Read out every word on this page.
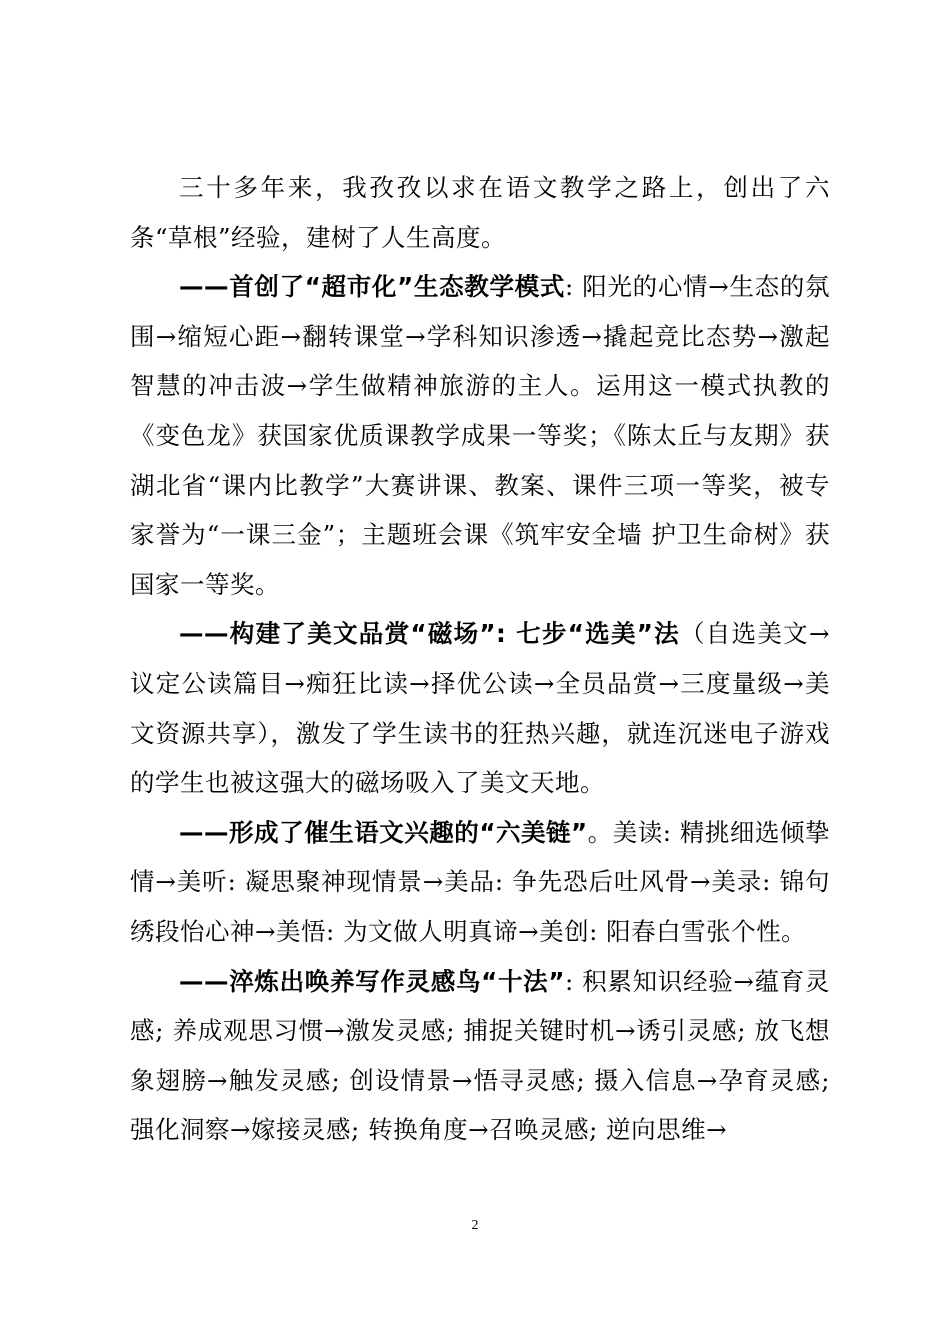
三十多年来，我孜孜以求在语文教学之路上，创出了六条“草根”经验，建树了人生高度。

——首创了“超市化”生态教学模式: 阳光的心情→生态的氛围→缩短心距→翻转课堂→学科知识渗透→撬起竞比态势→激起智慧的冲击波→学生做精神旅游的主人。运用这一模式执教的《变色龙》获国家优质课教学成果一等奖；《陈太丘与友期》获湖北省“课内比教学”大赛讲课、教案、课件三项一等奖，被专家誉为“一课三金”；主题班会课《筑牢安全墙 护卫生命树》获国家一等奖。

——构建了美文品赏“磁场”: 七步“选美”法（自选美文→议定公读篇目→痴狂比读→择优公读→全员品赏→三度量级→美文资源共享），激发了学生读书的狂热兴趣，就连沉迷电子游戏的学生也被这强大的磁场吸入了美文天地。

——形成了催生语文兴趣的“六美链”。美读: 精挑细选倾挚情→美听: 凝思聚神现情景→美品: 争先恐后吐风骨→美录: 锦句绣段怡心神→美悟: 为文做人明真谛→美创: 阳春白雪张个性。

——淬炼出唤养写作灵感鸟“十法”: 积累知识经验→蕴育灵感; 养成观思习惯→激发灵感; 捕捉关键时机→诱引灵感; 放飞想象翅膀→触发灵感; 创设情景→悟寻灵感; 摄入信息→孕育灵感; 强化洞察→嫁接灵感; 转换角度→召唤灵感; 逆向思维→

2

______

--- Set exercise ---
Copy every entry exactly as written. Pictures are excluded.

--- Output below ---
Read out every word on this page.
三十多年来，我孜孜以求在语文教学之路上，创出了六条“草根”经验，建树了人生高度。

——首创了“超市化”生态教学模式: 阳光的心情→生态的氛围→缩短心距→翻转课堂→学科知识渗透→撬起竞比态势→激起智慧的冲击波→学生做精神旅游的主人。运用这一模式执教的《变色龙》获国家优质课教学成果一等奖；《陈太丘与友期》获湖北省“课内比教学”大赛讲课、教案、课件三项一等奖，被专家誉为“一课三金”；主题班会课《筑牢安全墙 护卫生命树》获国家一等奖。

——构建了美文品赏“磁场”: 七步“选美”法（自选美文→议定公读篇目→痴狂比读→择优公读→全员品赏→三度量级→美文资源共享），激发了学生读书的狂热兴趣，就连沉迷电子游戏的学生也被这强大的磁场吸入了美文天地。

——形成了催生语文兴趣的“六美链”。美读: 精挑细选倾挚情→美听: 凝思聚神现情景→美品: 争先恐后吐风骨→美录: 锦句绣段怡心神→美悟: 为文做人明真谛→美创: 阳春白雪张个性。

——淬炼出唤养写作灵感鸟“十法”: 积累知识经验→蕴育灵感; 养成观思习惯→激发灵感; 捕捉关键时机→诱引灵感; 放飞想象翅膀→触发灵感; 创设情景→悟寻灵感; 摄入信息→孕育灵感; 强化洞察→嫁接灵感; 转换角度→召唤灵感; 逆向思维→

2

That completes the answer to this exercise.